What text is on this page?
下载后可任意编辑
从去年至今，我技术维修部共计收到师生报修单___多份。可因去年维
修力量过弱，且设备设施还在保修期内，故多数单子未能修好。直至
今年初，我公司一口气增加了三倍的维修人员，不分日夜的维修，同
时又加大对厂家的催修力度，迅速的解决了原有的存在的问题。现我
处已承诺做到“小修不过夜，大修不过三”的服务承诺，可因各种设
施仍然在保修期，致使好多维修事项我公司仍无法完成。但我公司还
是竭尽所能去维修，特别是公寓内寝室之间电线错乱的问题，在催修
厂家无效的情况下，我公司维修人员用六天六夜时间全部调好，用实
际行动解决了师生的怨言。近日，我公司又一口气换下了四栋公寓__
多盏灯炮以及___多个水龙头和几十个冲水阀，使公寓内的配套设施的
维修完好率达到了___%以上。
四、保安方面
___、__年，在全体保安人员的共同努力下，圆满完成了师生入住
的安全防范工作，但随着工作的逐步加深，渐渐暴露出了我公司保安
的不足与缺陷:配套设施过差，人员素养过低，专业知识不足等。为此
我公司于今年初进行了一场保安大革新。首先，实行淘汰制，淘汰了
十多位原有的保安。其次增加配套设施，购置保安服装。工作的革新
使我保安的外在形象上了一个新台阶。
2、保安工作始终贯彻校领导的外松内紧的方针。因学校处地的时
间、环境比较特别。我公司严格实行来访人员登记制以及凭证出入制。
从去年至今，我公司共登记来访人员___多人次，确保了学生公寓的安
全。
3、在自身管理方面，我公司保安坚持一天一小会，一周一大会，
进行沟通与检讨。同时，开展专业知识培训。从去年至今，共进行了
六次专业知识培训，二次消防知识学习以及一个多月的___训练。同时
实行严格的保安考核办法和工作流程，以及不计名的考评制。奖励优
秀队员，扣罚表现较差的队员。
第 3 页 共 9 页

## GOAL OF THE EXERCISE:
Which lines contain "从去年至今"? Copy each of them out.

## TASK ANSWER:
从去年至今，我技术维修部共计收到师生报修单___多份。可因去年维
从去年至今，我公司共登记来访人员___多人次，确保了学生公寓的安
进行沟通与检讨。同时，开展专业知识培训。从去年至今，共进行了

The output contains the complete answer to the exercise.